━━━━━ Entries supplied

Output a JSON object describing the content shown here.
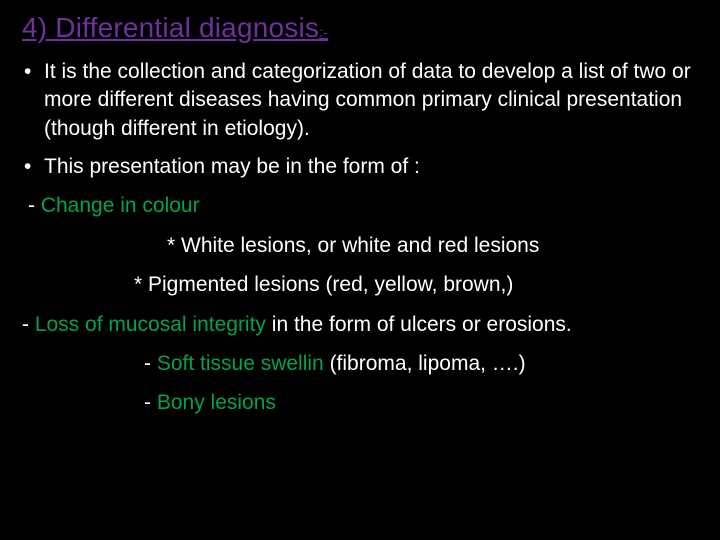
{
  "colors": {
    "background": "#000000",
    "body_text": "#ffffff",
    "title": "#7030a0",
    "highlight": "#00a44a"
  },
  "typography": {
    "title_fontsize": 28,
    "body_fontsize": 21,
    "font_family": "Arial"
  },
  "title": {
    "text": "4)   Differential diagnosis",
    "colon": ":-"
  },
  "bullets": [
    "It is the collection and categorization of data to develop a list of two or more different diseases having common primary clinical presentation (though different in etiology).",
    "This presentation may be in the form of :"
  ],
  "lines": {
    "dash_colour_prefix": " - ",
    "change_colour": "Change in colour",
    "star_white": "*  White lesions, or white and red lesions",
    "star_pigmented": "* Pigmented lesions (red, yellow, brown,)",
    "loss_prefix": "- ",
    "loss_green": "Loss of mucosal integrity",
    "loss_rest": " in the   form of ulcers or erosions.",
    "soft_prefix": "- ",
    "soft_green": "Soft tissue swellin",
    "soft_rest": "     (fibroma, lipoma, ….)",
    "bony_prefix": "- ",
    "bony_green": "Bony lesions"
  }
}
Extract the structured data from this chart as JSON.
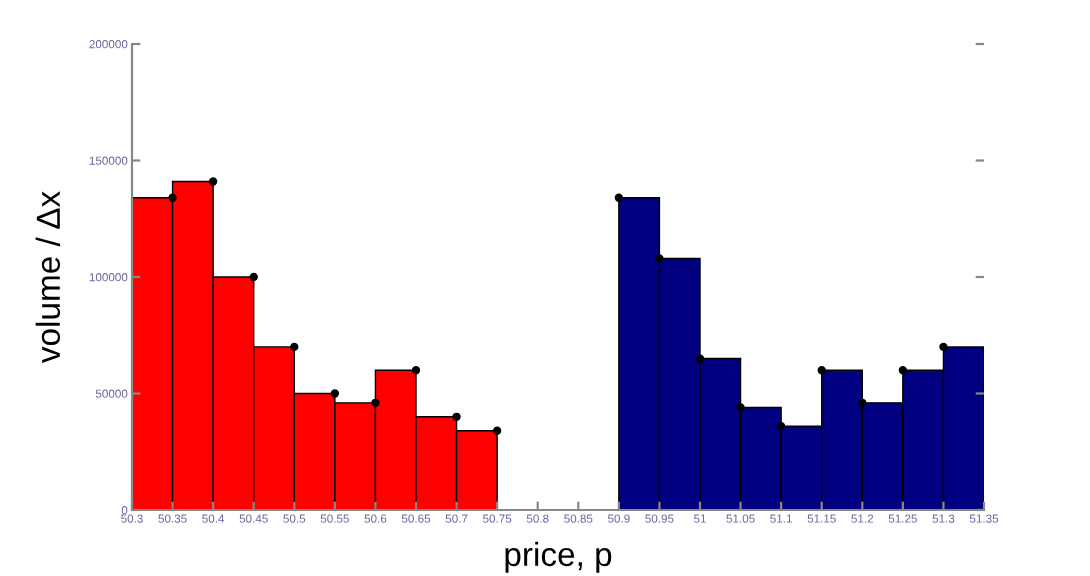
{
  "chart_data": {
    "type": "histogram",
    "xlabel": "price, p",
    "ylabel": "volume / Δx",
    "bins": [
      50.3,
      50.35,
      50.4,
      50.45,
      50.5,
      50.55,
      50.6,
      50.65,
      50.7,
      50.75,
      50.8,
      50.85,
      50.9,
      50.95,
      51,
      51.05,
      51.1,
      51.15,
      51.2,
      51.25,
      51.3,
      51.35
    ],
    "values": [
      134000,
      141000,
      100000,
      70000,
      50000,
      46000,
      60000,
      40000,
      34000,
      null,
      null,
      null,
      134000,
      108000,
      65000,
      44000,
      36000,
      60000,
      46000,
      60000,
      70000
    ],
    "colors": [
      "#ff0000",
      "#ff0000",
      "#ff0000",
      "#ff0000",
      "#ff0000",
      "#ff0000",
      "#ff0000",
      "#ff0000",
      "#ff0000",
      null,
      null,
      null,
      "#000080",
      "#000080",
      "#000080",
      "#000080",
      "#000080",
      "#000080",
      "#000080",
      "#000080",
      "#000080"
    ],
    "series": [
      {
        "type": "scatter",
        "color": "#000000",
        "x": [
          50.35,
          50.4,
          50.45,
          50.5,
          50.55,
          50.6,
          50.65,
          50.7,
          50.75,
          50.9,
          50.95,
          51,
          51.05,
          51.1,
          51.15,
          51.2,
          51.25,
          51.3
        ],
        "values": [
          134000,
          141000,
          100000,
          70000,
          50000,
          46000,
          60000,
          40000,
          34000,
          134000,
          108000,
          65000,
          44000,
          36000,
          60000,
          46000,
          60000,
          70000
        ]
      }
    ],
    "marker": "circle",
    "xlim": [
      50.3,
      51.35
    ],
    "xticks": [
      50.3,
      50.35,
      50.4,
      50.45,
      50.5,
      50.55,
      50.6,
      50.65,
      50.7,
      50.75,
      50.8,
      50.85,
      50.9,
      50.95,
      51,
      51.05,
      51.1,
      51.15,
      51.2,
      51.25,
      51.3,
      51.35
    ],
    "ylim": [
      0,
      200000
    ],
    "yticks": [
      0,
      50000,
      100000,
      150000,
      200000
    ],
    "grid": false
  }
}
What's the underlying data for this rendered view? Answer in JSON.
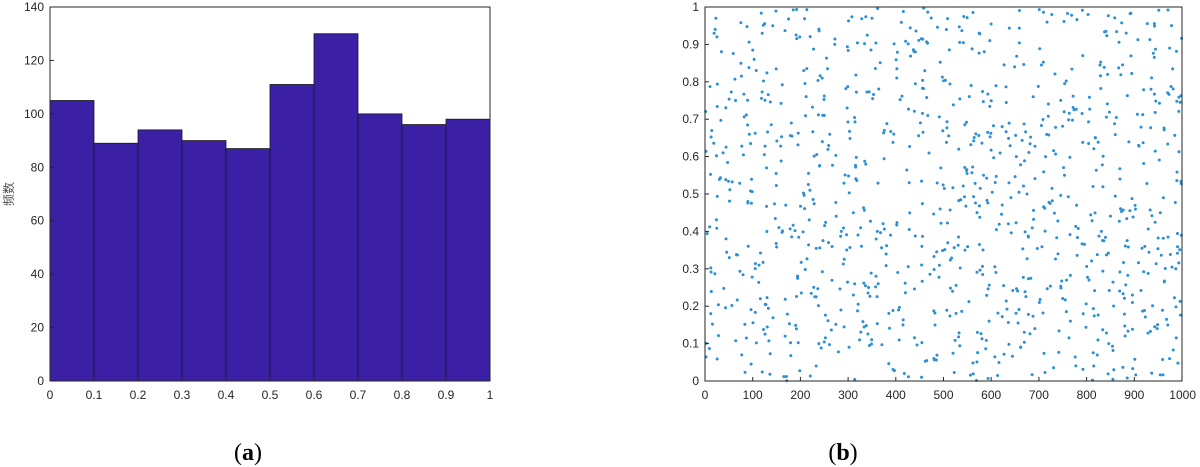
{
  "chart_data": [
    {
      "type": "bar",
      "panel_label": "a",
      "ylabel": "频数",
      "bin_edges": [
        0,
        0.1,
        0.2,
        0.3,
        0.4,
        0.5,
        0.6,
        0.7,
        0.8,
        0.9,
        1.0
      ],
      "values": [
        105,
        89,
        94,
        90,
        87,
        111,
        130,
        100,
        96,
        98
      ],
      "xlim": [
        0,
        1
      ],
      "ylim": [
        0,
        140
      ],
      "xticks": [
        "0",
        "0.1",
        "0.2",
        "0.3",
        "0.4",
        "0.5",
        "0.6",
        "0.7",
        "0.8",
        "0.9",
        "1"
      ],
      "yticks": [
        "0",
        "20",
        "40",
        "60",
        "80",
        "100",
        "120",
        "140"
      ],
      "bar_color": "#3b20a5"
    },
    {
      "type": "scatter",
      "panel_label": "b",
      "xlim": [
        0,
        1000
      ],
      "ylim": [
        0,
        1
      ],
      "xticks": [
        "0",
        "100",
        "200",
        "300",
        "400",
        "500",
        "600",
        "700",
        "800",
        "900",
        "1000"
      ],
      "yticks": [
        "0",
        "0.1",
        "0.2",
        "0.3",
        "0.4",
        "0.5",
        "0.6",
        "0.7",
        "0.8",
        "0.9",
        "1"
      ],
      "point_color": "#2a8fd4",
      "n_points": 1000,
      "points": [
        [
          12,
          0.18
        ],
        [
          25,
          0.92
        ],
        [
          38,
          0.61
        ],
        [
          51,
          0.33
        ],
        [
          64,
          0.75
        ],
        [
          77,
          0.07
        ],
        [
          90,
          0.48
        ],
        [
          103,
          0.86
        ],
        [
          116,
          0.22
        ],
        [
          129,
          0.57
        ],
        [
          142,
          0.95
        ],
        [
          155,
          0.41
        ],
        [
          168,
          0.12
        ],
        [
          181,
          0.69
        ],
        [
          194,
          0.28
        ],
        [
          207,
          0.83
        ],
        [
          220,
          0.51
        ],
        [
          233,
          0.04
        ],
        [
          246,
          0.64
        ],
        [
          259,
          0.37
        ],
        [
          272,
          0.9
        ],
        [
          285,
          0.19
        ],
        [
          298,
          0.73
        ],
        [
          311,
          0.45
        ],
        [
          324,
          0.11
        ],
        [
          337,
          0.58
        ],
        [
          350,
          0.97
        ],
        [
          363,
          0.26
        ],
        [
          376,
          0.67
        ],
        [
          389,
          0.39
        ],
        [
          402,
          0.81
        ],
        [
          415,
          0.15
        ],
        [
          428,
          0.53
        ],
        [
          441,
          0.88
        ],
        [
          454,
          0.31
        ],
        [
          467,
          0.71
        ],
        [
          480,
          0.06
        ],
        [
          493,
          0.46
        ],
        [
          506,
          0.94
        ],
        [
          519,
          0.24
        ],
        [
          532,
          0.62
        ],
        [
          545,
          0.35
        ],
        [
          558,
          0.79
        ],
        [
          571,
          0.13
        ],
        [
          584,
          0.55
        ],
        [
          597,
          0.91
        ],
        [
          610,
          0.29
        ],
        [
          623,
          0.68
        ],
        [
          636,
          0.42
        ],
        [
          649,
          0.84
        ],
        [
          662,
          0.09
        ],
        [
          675,
          0.5
        ],
        [
          688,
          0.76
        ],
        [
          701,
          0.21
        ],
        [
          714,
          0.6
        ],
        [
          727,
          0.98
        ],
        [
          740,
          0.34
        ],
        [
          753,
          0.72
        ],
        [
          766,
          0.16
        ],
        [
          779,
          0.47
        ],
        [
          792,
          0.87
        ],
        [
          805,
          0.27
        ],
        [
          818,
          0.65
        ],
        [
          831,
          0.4
        ],
        [
          844,
          0.82
        ],
        [
          857,
          0.03
        ],
        [
          870,
          0.54
        ],
        [
          883,
          0.93
        ],
        [
          896,
          0.23
        ],
        [
          909,
          0.63
        ],
        [
          922,
          0.36
        ],
        [
          935,
          0.78
        ],
        [
          948,
          0.14
        ],
        [
          961,
          0.49
        ],
        [
          974,
          0.89
        ],
        [
          987,
          0.3
        ]
      ]
    }
  ],
  "captions": {
    "a": "a",
    "b": "b"
  }
}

━━━━━━━━━━

Copy the records word for word, leaving no picture in the copy.

## [Solved exercise]
Output a JSON object describing the content shown here.
{
  "colors": {
    "background": "#000000",
    "body_text": "#ffffff",
    "title": "#7030a0",
    "highlight": "#00a44a"
  },
  "typography": {
    "title_fontsize": 28,
    "body_fontsize": 21,
    "font_family": "Arial"
  },
  "title": {
    "text": "4)   Differential diagnosis",
    "colon": ":-"
  },
  "bullets": [
    "It is the collection and categorization of data to develop a list of two or more different diseases having common primary clinical presentation (though different in etiology).",
    "This presentation may be in the form of :"
  ],
  "lines": {
    "dash_colour_prefix": " - ",
    "change_colour": "Change in colour",
    "star_white": "*  White lesions, or white and red lesions",
    "star_pigmented": "* Pigmented lesions (red, yellow, brown,)",
    "loss_prefix": "- ",
    "loss_green": "Loss of mucosal integrity",
    "loss_rest": " in the   form of ulcers or erosions.",
    "soft_prefix": "- ",
    "soft_green": "Soft tissue swellin",
    "soft_rest": "     (fibroma, lipoma, ….)",
    "bony_prefix": "- ",
    "bony_green": "Bony lesions"
  }
}
Extract the structured data from this chart as JSON.
{
  "chart_data": {
    "type": "histogram",
    "xlabel": "price, p",
    "ylabel": "volume / Δx",
    "bins": [
      50.3,
      50.35,
      50.4,
      50.45,
      50.5,
      50.55,
      50.6,
      50.65,
      50.7,
      50.75,
      50.8,
      50.85,
      50.9,
      50.95,
      51,
      51.05,
      51.1,
      51.15,
      51.2,
      51.25,
      51.3,
      51.35
    ],
    "values": [
      134000,
      141000,
      100000,
      70000,
      50000,
      46000,
      60000,
      40000,
      34000,
      null,
      null,
      null,
      134000,
      108000,
      65000,
      44000,
      36000,
      60000,
      46000,
      60000,
      70000
    ],
    "colors": [
      "#ff0000",
      "#ff0000",
      "#ff0000",
      "#ff0000",
      "#ff0000",
      "#ff0000",
      "#ff0000",
      "#ff0000",
      "#ff0000",
      null,
      null,
      null,
      "#000080",
      "#000080",
      "#000080",
      "#000080",
      "#000080",
      "#000080",
      "#000080",
      "#000080",
      "#000080"
    ],
    "series": [
      {
        "type": "scatter",
        "color": "#000000",
        "x": [
          50.35,
          50.4,
          50.45,
          50.5,
          50.55,
          50.6,
          50.65,
          50.7,
          50.75,
          50.9,
          50.95,
          51,
          51.05,
          51.1,
          51.15,
          51.2,
          51.25,
          51.3
        ],
        "values": [
          134000,
          141000,
          100000,
          70000,
          50000,
          46000,
          60000,
          40000,
          34000,
          134000,
          108000,
          65000,
          44000,
          36000,
          60000,
          46000,
          60000,
          70000
        ]
      }
    ],
    "marker": "circle",
    "xlim": [
      50.3,
      51.35
    ],
    "xticks": [
      50.3,
      50.35,
      50.4,
      50.45,
      50.5,
      50.55,
      50.6,
      50.65,
      50.7,
      50.75,
      50.8,
      50.85,
      50.9,
      50.95,
      51,
      51.05,
      51.1,
      51.15,
      51.2,
      51.25,
      51.3,
      51.35
    ],
    "ylim": [
      0,
      200000
    ],
    "yticks": [
      0,
      50000,
      100000,
      150000,
      200000
    ],
    "grid": false
  }
}
What's the underlying data for this rendered view? Answer in JSON.
{
  "chart_data": [
    {
      "type": "bar",
      "panel_label": "a",
      "ylabel": "频数",
      "bin_edges": [
        0,
        0.1,
        0.2,
        0.3,
        0.4,
        0.5,
        0.6,
        0.7,
        0.8,
        0.9,
        1.0
      ],
      "values": [
        105,
        89,
        94,
        90,
        87,
        111,
        130,
        100,
        96,
        98
      ],
      "xlim": [
        0,
        1
      ],
      "ylim": [
        0,
        140
      ],
      "xticks": [
        "0",
        "0.1",
        "0.2",
        "0.3",
        "0.4",
        "0.5",
        "0.6",
        "0.7",
        "0.8",
        "0.9",
        "1"
      ],
      "yticks": [
        "0",
        "20",
        "40",
        "60",
        "80",
        "100",
        "120",
        "140"
      ],
      "bar_color": "#3b20a5"
    },
    {
      "type": "scatter",
      "panel_label": "b",
      "xlim": [
        0,
        1000
      ],
      "ylim": [
        0,
        1
      ],
      "xticks": [
        "0",
        "100",
        "200",
        "300",
        "400",
        "500",
        "600",
        "700",
        "800",
        "900",
        "1000"
      ],
      "yticks": [
        "0",
        "0.1",
        "0.2",
        "0.3",
        "0.4",
        "0.5",
        "0.6",
        "0.7",
        "0.8",
        "0.9",
        "1"
      ],
      "point_color": "#2a8fd4",
      "n_points": 1000,
      "points": [
        [
          12,
          0.18
        ],
        [
          25,
          0.92
        ],
        [
          38,
          0.61
        ],
        [
          51,
          0.33
        ],
        [
          64,
          0.75
        ],
        [
          77,
          0.07
        ],
        [
          90,
          0.48
        ],
        [
          103,
          0.86
        ],
        [
          116,
          0.22
        ],
        [
          129,
          0.57
        ],
        [
          142,
          0.95
        ],
        [
          155,
          0.41
        ],
        [
          168,
          0.12
        ],
        [
          181,
          0.69
        ],
        [
          194,
          0.28
        ],
        [
          207,
          0.83
        ],
        [
          220,
          0.51
        ],
        [
          233,
          0.04
        ],
        [
          246,
          0.64
        ],
        [
          259,
          0.37
        ],
        [
          272,
          0.9
        ],
        [
          285,
          0.19
        ],
        [
          298,
          0.73
        ],
        [
          311,
          0.45
        ],
        [
          324,
          0.11
        ],
        [
          337,
          0.58
        ],
        [
          350,
          0.97
        ],
        [
          363,
          0.26
        ],
        [
          376,
          0.67
        ],
        [
          389,
          0.39
        ],
        [
          402,
          0.81
        ],
        [
          415,
          0.15
        ],
        [
          428,
          0.53
        ],
        [
          441,
          0.88
        ],
        [
          454,
          0.31
        ],
        [
          467,
          0.71
        ],
        [
          480,
          0.06
        ],
        [
          493,
          0.46
        ],
        [
          506,
          0.94
        ],
        [
          519,
          0.24
        ],
        [
          532,
          0.62
        ],
        [
          545,
          0.35
        ],
        [
          558,
          0.79
        ],
        [
          571,
          0.13
        ],
        [
          584,
          0.55
        ],
        [
          597,
          0.91
        ],
        [
          610,
          0.29
        ],
        [
          623,
          0.68
        ],
        [
          636,
          0.42
        ],
        [
          649,
          0.84
        ],
        [
          662,
          0.09
        ],
        [
          675,
          0.5
        ],
        [
          688,
          0.76
        ],
        [
          701,
          0.21
        ],
        [
          714,
          0.6
        ],
        [
          727,
          0.98
        ],
        [
          740,
          0.34
        ],
        [
          753,
          0.72
        ],
        [
          766,
          0.16
        ],
        [
          779,
          0.47
        ],
        [
          792,
          0.87
        ],
        [
          805,
          0.27
        ],
        [
          818,
          0.65
        ],
        [
          831,
          0.4
        ],
        [
          844,
          0.82
        ],
        [
          857,
          0.03
        ],
        [
          870,
          0.54
        ],
        [
          883,
          0.93
        ],
        [
          896,
          0.23
        ],
        [
          909,
          0.63
        ],
        [
          922,
          0.36
        ],
        [
          935,
          0.78
        ],
        [
          948,
          0.14
        ],
        [
          961,
          0.49
        ],
        [
          974,
          0.89
        ],
        [
          987,
          0.3
        ]
      ]
    }
  ],
  "captions": {
    "a": "a",
    "b": "b"
  }
}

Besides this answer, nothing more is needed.